Would you extract the whole listing below and retype it exactly?

** BEGIN Dataset records **

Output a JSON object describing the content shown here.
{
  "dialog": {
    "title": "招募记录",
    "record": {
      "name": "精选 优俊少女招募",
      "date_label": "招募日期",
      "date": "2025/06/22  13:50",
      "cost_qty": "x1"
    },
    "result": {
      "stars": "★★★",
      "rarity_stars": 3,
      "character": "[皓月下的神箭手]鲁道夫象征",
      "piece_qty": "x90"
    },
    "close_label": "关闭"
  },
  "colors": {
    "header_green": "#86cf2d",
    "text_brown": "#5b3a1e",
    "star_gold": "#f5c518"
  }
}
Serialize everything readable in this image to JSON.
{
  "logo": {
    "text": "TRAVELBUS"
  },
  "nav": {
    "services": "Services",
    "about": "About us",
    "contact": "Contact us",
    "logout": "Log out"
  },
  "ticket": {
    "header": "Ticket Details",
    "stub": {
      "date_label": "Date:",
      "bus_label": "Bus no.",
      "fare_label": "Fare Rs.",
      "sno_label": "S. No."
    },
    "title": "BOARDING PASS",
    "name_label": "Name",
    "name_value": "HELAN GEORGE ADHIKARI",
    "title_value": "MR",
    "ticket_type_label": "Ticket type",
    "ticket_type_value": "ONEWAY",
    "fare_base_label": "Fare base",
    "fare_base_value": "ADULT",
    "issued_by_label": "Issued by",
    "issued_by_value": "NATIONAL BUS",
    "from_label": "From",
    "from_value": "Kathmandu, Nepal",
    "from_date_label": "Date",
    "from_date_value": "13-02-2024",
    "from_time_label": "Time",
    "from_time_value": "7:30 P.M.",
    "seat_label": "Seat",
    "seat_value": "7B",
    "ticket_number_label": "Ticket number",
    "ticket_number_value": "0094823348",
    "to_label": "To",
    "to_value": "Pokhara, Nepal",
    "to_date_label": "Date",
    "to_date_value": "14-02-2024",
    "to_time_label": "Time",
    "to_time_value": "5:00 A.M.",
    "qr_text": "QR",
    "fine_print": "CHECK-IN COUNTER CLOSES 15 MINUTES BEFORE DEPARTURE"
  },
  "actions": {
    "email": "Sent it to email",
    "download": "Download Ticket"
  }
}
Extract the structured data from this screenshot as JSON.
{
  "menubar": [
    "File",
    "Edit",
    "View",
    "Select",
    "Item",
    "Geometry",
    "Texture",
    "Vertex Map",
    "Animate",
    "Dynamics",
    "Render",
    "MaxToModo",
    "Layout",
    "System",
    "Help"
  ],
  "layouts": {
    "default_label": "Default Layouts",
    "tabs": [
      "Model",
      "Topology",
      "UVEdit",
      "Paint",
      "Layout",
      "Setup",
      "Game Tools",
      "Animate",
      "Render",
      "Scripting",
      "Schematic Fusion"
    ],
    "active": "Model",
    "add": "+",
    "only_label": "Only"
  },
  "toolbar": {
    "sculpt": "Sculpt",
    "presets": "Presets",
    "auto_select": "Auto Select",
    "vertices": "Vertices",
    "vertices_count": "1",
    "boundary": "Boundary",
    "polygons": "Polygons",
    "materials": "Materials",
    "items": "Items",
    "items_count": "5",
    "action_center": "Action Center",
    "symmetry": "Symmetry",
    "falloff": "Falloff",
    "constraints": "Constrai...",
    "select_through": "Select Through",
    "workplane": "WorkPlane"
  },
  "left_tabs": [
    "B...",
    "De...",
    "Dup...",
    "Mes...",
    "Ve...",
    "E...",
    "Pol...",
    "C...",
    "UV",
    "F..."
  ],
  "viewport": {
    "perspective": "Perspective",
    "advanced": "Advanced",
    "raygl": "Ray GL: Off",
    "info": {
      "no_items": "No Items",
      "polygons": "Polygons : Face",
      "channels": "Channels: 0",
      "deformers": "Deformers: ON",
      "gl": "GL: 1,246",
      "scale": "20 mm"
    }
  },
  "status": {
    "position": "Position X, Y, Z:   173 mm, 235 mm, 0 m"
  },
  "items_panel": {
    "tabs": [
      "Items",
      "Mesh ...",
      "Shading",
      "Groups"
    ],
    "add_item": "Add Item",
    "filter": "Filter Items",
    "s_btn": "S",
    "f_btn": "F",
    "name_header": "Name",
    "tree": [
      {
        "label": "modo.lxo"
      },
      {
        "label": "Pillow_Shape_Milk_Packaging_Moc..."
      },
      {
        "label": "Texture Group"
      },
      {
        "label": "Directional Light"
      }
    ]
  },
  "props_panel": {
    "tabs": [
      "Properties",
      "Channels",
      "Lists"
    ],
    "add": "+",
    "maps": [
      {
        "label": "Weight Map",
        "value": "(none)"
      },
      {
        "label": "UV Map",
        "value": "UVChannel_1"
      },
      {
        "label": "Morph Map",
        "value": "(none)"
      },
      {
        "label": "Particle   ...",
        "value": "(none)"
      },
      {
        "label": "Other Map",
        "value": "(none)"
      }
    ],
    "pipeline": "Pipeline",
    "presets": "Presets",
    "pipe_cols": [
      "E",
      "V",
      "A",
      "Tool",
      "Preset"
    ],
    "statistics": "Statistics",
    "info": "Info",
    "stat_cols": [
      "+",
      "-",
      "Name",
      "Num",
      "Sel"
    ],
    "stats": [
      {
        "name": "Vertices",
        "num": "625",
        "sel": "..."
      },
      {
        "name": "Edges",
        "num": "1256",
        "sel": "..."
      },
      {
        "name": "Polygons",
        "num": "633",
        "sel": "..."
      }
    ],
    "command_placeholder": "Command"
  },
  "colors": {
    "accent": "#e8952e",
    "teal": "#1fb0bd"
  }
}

** END Dataset records **

- [Task response]
Output a JSON object describing the content shown here.
{
  "dialog": {
    "title": "招募记录",
    "record": {
      "name": "精选 优俊少女招募",
      "date_label": "招募日期",
      "date": "2025/06/22  13:50",
      "cost_qty": "x1"
    },
    "result": {
      "stars": "★★★",
      "rarity_stars": 3,
      "character": "[皓月下的神箭手]鲁道夫象征",
      "piece_qty": "x90"
    },
    "close_label": "关闭"
  },
  "colors": {
    "header_green": "#86cf2d",
    "text_brown": "#5b3a1e",
    "star_gold": "#f5c518"
  }
}
Serialize everything readable in this image to JSON.
{
  "logo": {
    "text": "TRAVELBUS"
  },
  "nav": {
    "services": "Services",
    "about": "About us",
    "contact": "Contact us",
    "logout": "Log out"
  },
  "ticket": {
    "header": "Ticket Details",
    "stub": {
      "date_label": "Date:",
      "bus_label": "Bus no.",
      "fare_label": "Fare Rs.",
      "sno_label": "S. No."
    },
    "title": "BOARDING PASS",
    "name_label": "Name",
    "name_value": "HELAN GEORGE ADHIKARI",
    "title_value": "MR",
    "ticket_type_label": "Ticket type",
    "ticket_type_value": "ONEWAY",
    "fare_base_label": "Fare base",
    "fare_base_value": "ADULT",
    "issued_by_label": "Issued by",
    "issued_by_value": "NATIONAL BUS",
    "from_label": "From",
    "from_value": "Kathmandu, Nepal",
    "from_date_label": "Date",
    "from_date_value": "13-02-2024",
    "from_time_label": "Time",
    "from_time_value": "7:30 P.M.",
    "seat_label": "Seat",
    "seat_value": "7B",
    "ticket_number_label": "Ticket number",
    "ticket_number_value": "0094823348",
    "to_label": "To",
    "to_value": "Pokhara, Nepal",
    "to_date_label": "Date",
    "to_date_value": "14-02-2024",
    "to_time_label": "Time",
    "to_time_value": "5:00 A.M.",
    "qr_text": "QR",
    "fine_print": "CHECK-IN COUNTER CLOSES 15 MINUTES BEFORE DEPARTURE"
  },
  "actions": {
    "email": "Sent it to email",
    "download": "Download Ticket"
  }
}
Extract the structured data from this screenshot as JSON.
{
  "menubar": [
    "File",
    "Edit",
    "View",
    "Select",
    "Item",
    "Geometry",
    "Texture",
    "Vertex Map",
    "Animate",
    "Dynamics",
    "Render",
    "MaxToModo",
    "Layout",
    "System",
    "Help"
  ],
  "layouts": {
    "default_label": "Default Layouts",
    "tabs": [
      "Model",
      "Topology",
      "UVEdit",
      "Paint",
      "Layout",
      "Setup",
      "Game Tools",
      "Animate",
      "Render",
      "Scripting",
      "Schematic Fusion"
    ],
    "active": "Model",
    "add": "+",
    "only_label": "Only"
  },
  "toolbar": {
    "sculpt": "Sculpt",
    "presets": "Presets",
    "auto_select": "Auto Select",
    "vertices": "Vertices",
    "vertices_count": "1",
    "boundary": "Boundary",
    "polygons": "Polygons",
    "materials": "Materials",
    "items": "Items",
    "items_count": "5",
    "action_center": "Action Center",
    "symmetry": "Symmetry",
    "falloff": "Falloff",
    "constraints": "Constrai...",
    "select_through": "Select Through",
    "workplane": "WorkPlane"
  },
  "left_tabs": [
    "B...",
    "De...",
    "Dup...",
    "Mes...",
    "Ve...",
    "E...",
    "Pol...",
    "C...",
    "UV",
    "F..."
  ],
  "viewport": {
    "perspective": "Perspective",
    "advanced": "Advanced",
    "raygl": "Ray GL: Off",
    "info": {
      "no_items": "No Items",
      "polygons": "Polygons : Face",
      "channels": "Channels: 0",
      "deformers": "Deformers: ON",
      "gl": "GL: 1,246",
      "scale": "20 mm"
    }
  },
  "status": {
    "position": "Position X, Y, Z:   173 mm, 235 mm, 0 m"
  },
  "items_panel": {
    "tabs": [
      "Items",
      "Mesh ...",
      "Shading",
      "Groups"
    ],
    "add_item": "Add Item",
    "filter": "Filter Items",
    "s_btn": "S",
    "f_btn": "F",
    "name_header": "Name",
    "tree": [
      {
        "label": "modo.lxo"
      },
      {
        "label": "Pillow_Shape_Milk_Packaging_Moc..."
      },
      {
        "label": "Texture Group"
      },
      {
        "label": "Directional Light"
      }
    ]
  },
  "props_panel": {
    "tabs": [
      "Properties",
      "Channels",
      "Lists"
    ],
    "add": "+",
    "maps": [
      {
        "label": "Weight Map",
        "value": "(none)"
      },
      {
        "label": "UV Map",
        "value": "UVChannel_1"
      },
      {
        "label": "Morph Map",
        "value": "(none)"
      },
      {
        "label": "Particle   ...",
        "value": "(none)"
      },
      {
        "label": "Other Map",
        "value": "(none)"
      }
    ],
    "pipeline": "Pipeline",
    "presets": "Presets",
    "pipe_cols": [
      "E",
      "V",
      "A",
      "Tool",
      "Preset"
    ],
    "statistics": "Statistics",
    "info": "Info",
    "stat_cols": [
      "+",
      "-",
      "Name",
      "Num",
      "Sel"
    ],
    "stats": [
      {
        "name": "Vertices",
        "num": "625",
        "sel": "..."
      },
      {
        "name": "Edges",
        "num": "1256",
        "sel": "..."
      },
      {
        "name": "Polygons",
        "num": "633",
        "sel": "..."
      }
    ],
    "command_placeholder": "Command"
  },
  "colors": {
    "accent": "#e8952e",
    "teal": "#1fb0bd"
  }
}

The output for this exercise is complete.